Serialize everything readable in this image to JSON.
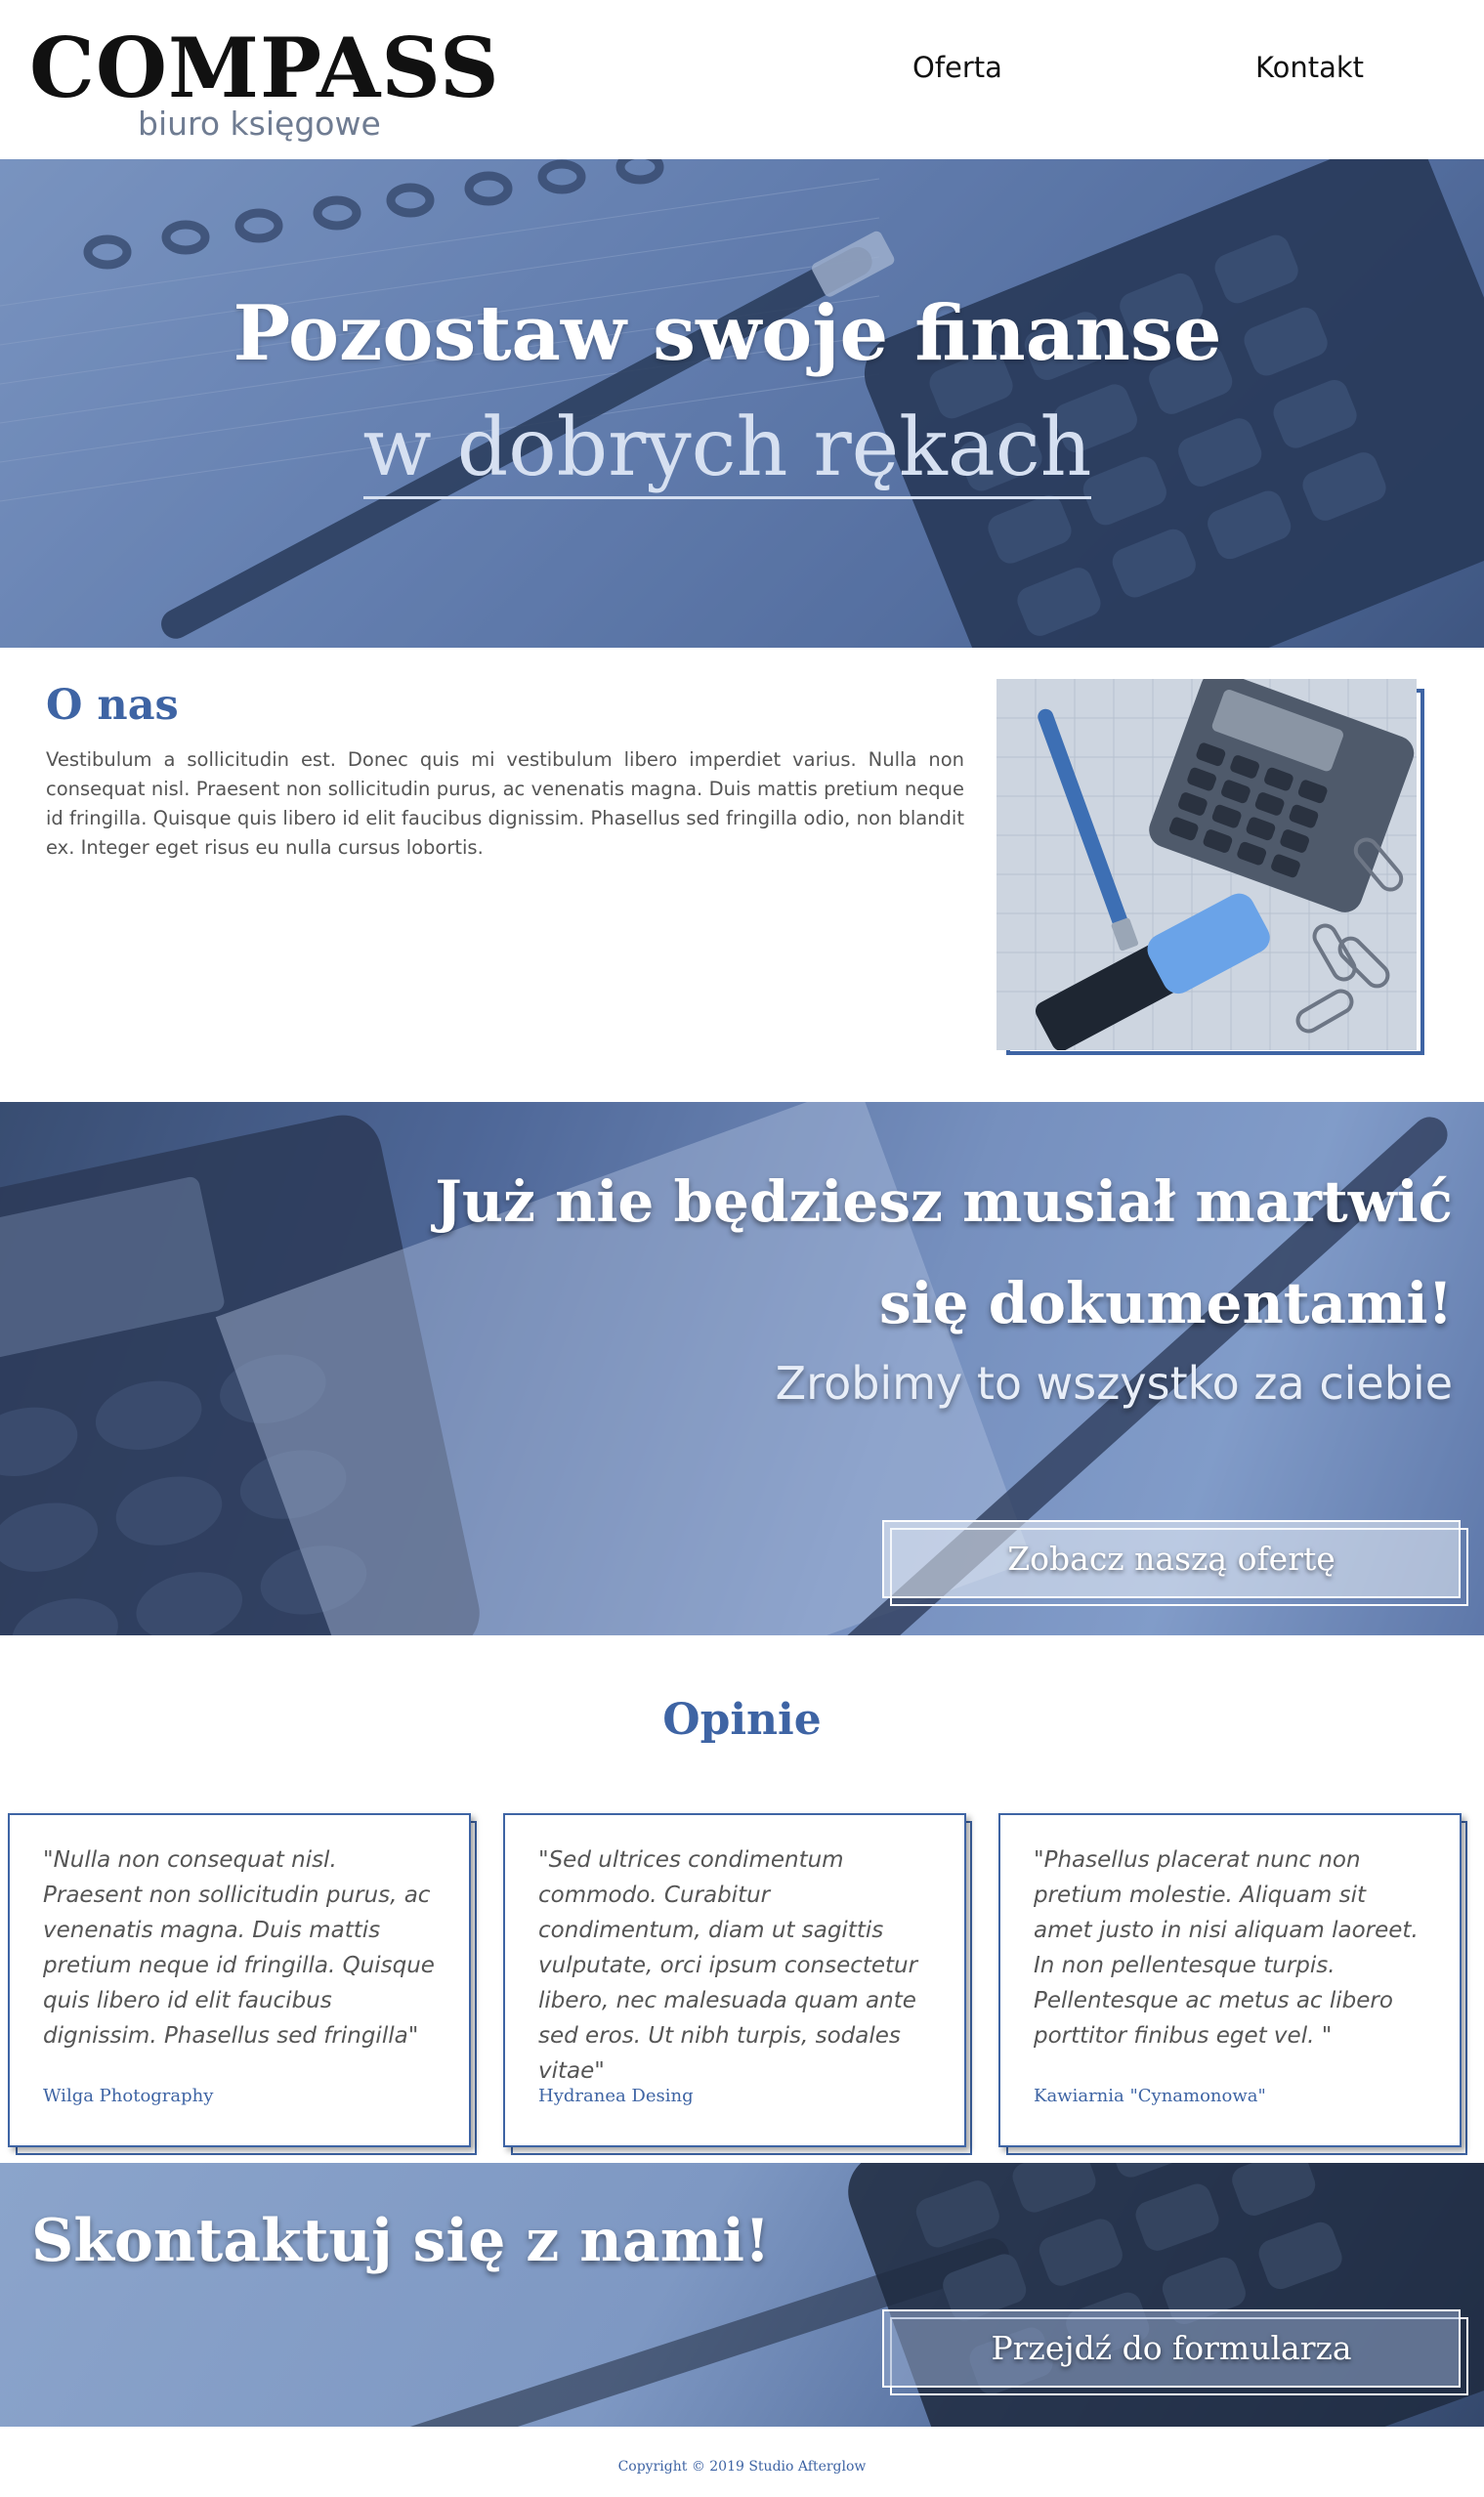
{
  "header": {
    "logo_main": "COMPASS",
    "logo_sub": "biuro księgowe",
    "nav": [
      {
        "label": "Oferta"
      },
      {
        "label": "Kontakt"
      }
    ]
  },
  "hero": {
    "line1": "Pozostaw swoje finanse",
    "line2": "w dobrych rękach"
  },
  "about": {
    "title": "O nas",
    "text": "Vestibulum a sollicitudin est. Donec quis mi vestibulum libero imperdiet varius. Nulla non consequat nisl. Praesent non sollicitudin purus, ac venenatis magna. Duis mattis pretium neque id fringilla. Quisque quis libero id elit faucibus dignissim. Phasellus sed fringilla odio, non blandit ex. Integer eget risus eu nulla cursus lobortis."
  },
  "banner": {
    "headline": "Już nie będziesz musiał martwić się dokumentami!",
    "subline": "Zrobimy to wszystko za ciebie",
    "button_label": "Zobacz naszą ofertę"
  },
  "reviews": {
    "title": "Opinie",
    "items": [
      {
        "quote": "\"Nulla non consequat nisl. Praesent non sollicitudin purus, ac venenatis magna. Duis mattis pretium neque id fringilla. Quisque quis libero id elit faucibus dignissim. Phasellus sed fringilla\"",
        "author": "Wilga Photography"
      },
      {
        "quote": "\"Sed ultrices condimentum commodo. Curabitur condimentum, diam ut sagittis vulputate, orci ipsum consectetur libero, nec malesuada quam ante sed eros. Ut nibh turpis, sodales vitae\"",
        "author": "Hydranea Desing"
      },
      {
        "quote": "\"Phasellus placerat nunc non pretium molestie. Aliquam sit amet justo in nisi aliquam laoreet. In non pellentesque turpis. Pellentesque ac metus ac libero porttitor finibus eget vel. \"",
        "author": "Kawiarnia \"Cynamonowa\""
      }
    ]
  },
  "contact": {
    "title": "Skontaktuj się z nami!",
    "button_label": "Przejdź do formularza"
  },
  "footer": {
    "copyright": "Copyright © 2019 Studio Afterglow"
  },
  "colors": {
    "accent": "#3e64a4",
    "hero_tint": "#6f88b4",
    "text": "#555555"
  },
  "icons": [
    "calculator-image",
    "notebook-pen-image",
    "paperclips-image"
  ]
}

--

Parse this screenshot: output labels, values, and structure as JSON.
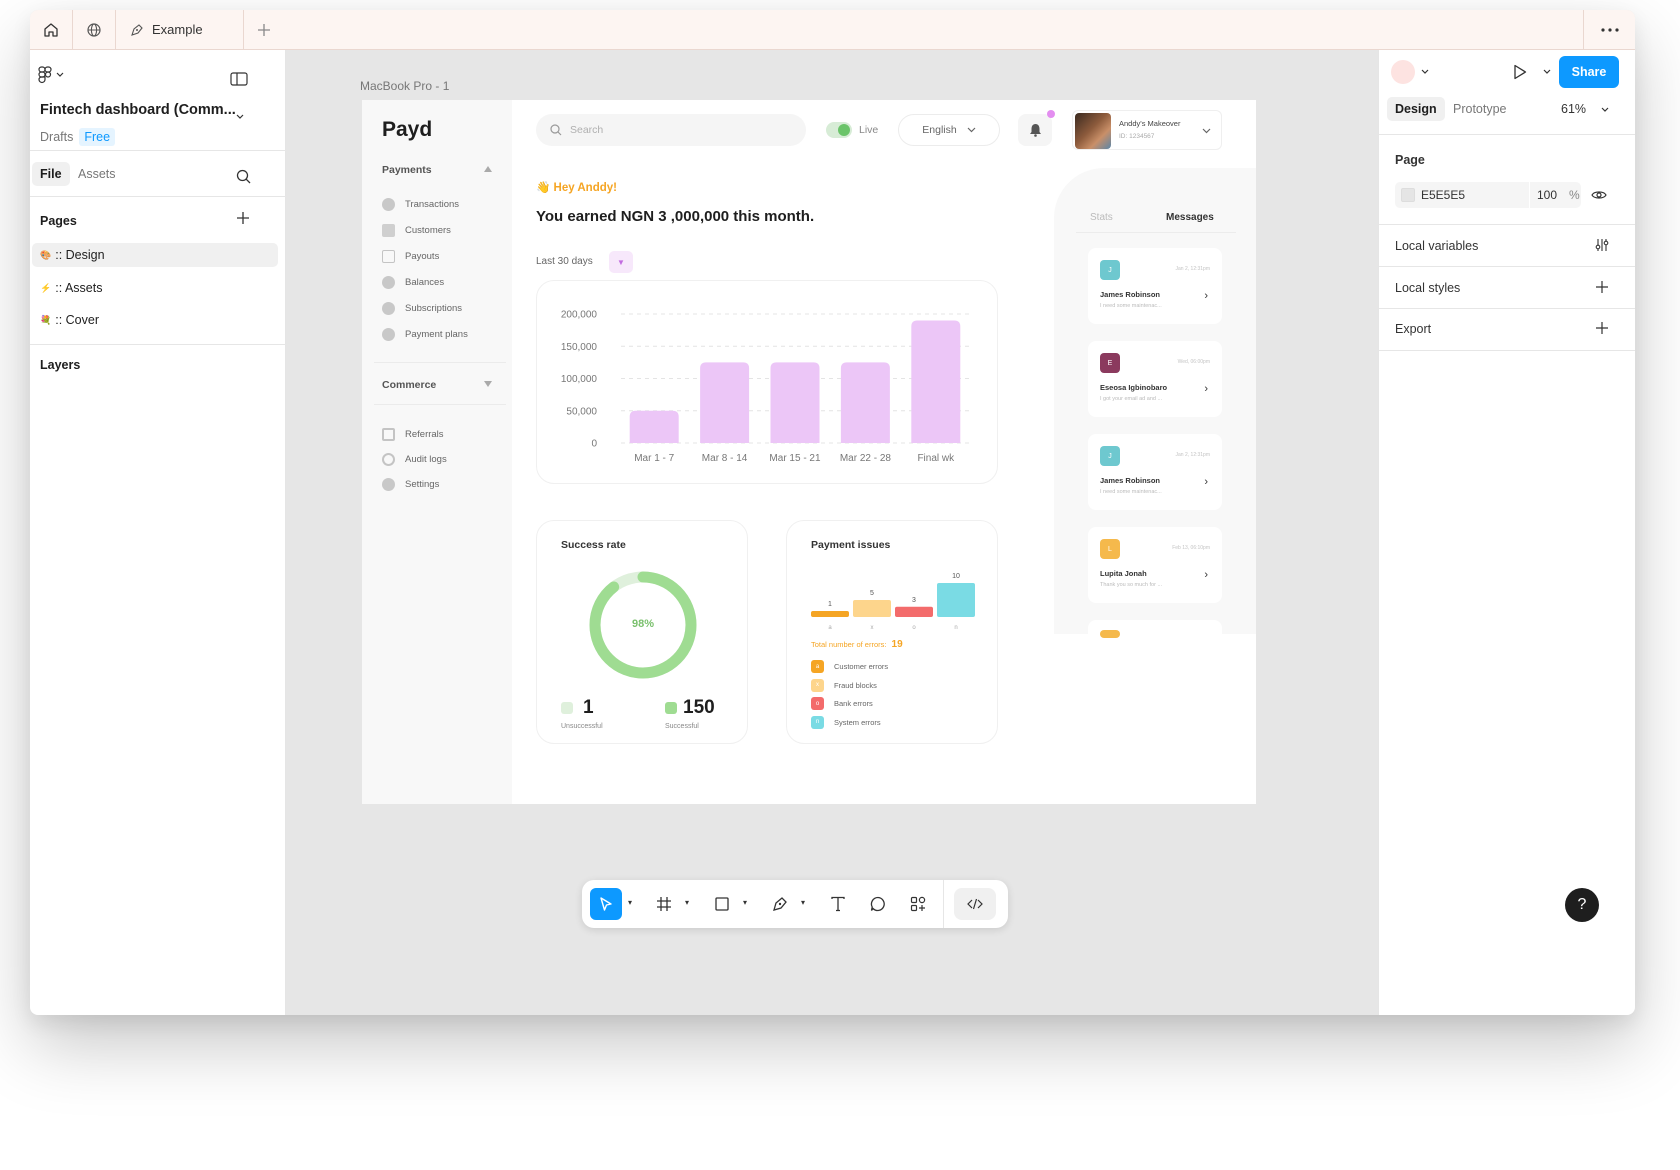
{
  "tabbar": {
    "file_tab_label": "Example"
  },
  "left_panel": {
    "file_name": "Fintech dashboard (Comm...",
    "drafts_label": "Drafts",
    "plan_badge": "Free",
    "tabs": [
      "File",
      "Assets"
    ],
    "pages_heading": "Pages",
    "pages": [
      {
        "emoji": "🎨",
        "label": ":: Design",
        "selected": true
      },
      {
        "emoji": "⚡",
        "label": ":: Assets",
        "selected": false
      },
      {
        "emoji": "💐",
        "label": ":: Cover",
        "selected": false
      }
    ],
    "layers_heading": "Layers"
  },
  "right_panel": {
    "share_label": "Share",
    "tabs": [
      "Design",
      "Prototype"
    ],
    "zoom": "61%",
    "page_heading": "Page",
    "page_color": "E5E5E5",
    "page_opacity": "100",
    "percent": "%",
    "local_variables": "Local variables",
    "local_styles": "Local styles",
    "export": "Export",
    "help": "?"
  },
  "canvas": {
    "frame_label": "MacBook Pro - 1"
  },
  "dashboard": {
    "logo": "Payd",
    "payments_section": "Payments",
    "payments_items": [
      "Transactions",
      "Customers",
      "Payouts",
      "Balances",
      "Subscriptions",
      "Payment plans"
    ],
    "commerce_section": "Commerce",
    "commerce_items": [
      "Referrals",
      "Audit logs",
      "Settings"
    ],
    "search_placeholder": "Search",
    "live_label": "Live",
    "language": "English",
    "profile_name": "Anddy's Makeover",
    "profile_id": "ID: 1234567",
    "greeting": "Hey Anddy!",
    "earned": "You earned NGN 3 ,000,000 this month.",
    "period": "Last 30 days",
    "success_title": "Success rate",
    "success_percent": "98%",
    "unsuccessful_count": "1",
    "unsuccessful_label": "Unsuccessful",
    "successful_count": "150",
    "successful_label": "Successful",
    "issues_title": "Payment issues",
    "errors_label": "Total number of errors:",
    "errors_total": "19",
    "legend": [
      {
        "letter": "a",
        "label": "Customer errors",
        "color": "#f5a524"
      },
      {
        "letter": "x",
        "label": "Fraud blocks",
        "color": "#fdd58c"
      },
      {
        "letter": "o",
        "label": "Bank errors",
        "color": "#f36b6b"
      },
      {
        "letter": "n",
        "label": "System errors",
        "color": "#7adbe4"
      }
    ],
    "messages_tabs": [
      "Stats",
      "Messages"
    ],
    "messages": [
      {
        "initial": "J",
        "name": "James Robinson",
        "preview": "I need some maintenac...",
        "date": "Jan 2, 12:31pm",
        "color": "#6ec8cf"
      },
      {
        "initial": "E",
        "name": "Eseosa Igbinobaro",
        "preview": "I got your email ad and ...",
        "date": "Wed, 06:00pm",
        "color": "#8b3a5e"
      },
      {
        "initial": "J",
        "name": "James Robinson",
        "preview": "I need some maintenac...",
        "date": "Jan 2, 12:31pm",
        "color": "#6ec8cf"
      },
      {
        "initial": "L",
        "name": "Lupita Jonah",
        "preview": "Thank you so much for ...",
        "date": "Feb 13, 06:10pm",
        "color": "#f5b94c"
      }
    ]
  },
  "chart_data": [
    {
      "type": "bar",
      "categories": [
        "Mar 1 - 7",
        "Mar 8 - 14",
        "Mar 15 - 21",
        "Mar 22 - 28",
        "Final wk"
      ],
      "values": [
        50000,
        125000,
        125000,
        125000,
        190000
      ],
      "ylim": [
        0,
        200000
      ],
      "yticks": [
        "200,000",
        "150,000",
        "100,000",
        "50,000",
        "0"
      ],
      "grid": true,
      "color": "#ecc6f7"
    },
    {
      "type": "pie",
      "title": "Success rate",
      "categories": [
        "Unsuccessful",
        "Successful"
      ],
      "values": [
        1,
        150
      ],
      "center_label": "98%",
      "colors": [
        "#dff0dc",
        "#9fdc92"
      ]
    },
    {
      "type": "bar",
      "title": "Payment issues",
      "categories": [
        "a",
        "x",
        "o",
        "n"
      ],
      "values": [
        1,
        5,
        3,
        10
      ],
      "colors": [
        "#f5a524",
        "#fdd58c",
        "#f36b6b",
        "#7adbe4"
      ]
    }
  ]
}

* * *

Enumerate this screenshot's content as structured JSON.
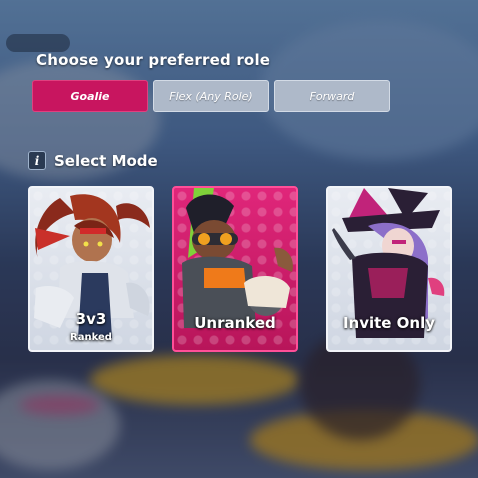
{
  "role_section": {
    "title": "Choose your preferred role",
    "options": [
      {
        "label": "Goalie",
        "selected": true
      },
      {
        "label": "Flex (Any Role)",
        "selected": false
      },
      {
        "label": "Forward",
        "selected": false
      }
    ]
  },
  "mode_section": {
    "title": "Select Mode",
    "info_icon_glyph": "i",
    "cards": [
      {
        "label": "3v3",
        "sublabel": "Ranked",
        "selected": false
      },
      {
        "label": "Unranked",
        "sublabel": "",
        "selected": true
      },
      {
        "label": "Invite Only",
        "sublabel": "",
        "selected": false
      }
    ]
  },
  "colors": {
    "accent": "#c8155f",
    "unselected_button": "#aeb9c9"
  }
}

DIRECTIVE — Say how many lines of the data hold the string "Quisque". Reply with the number alone.

ANSWER FOR THE TASK — 2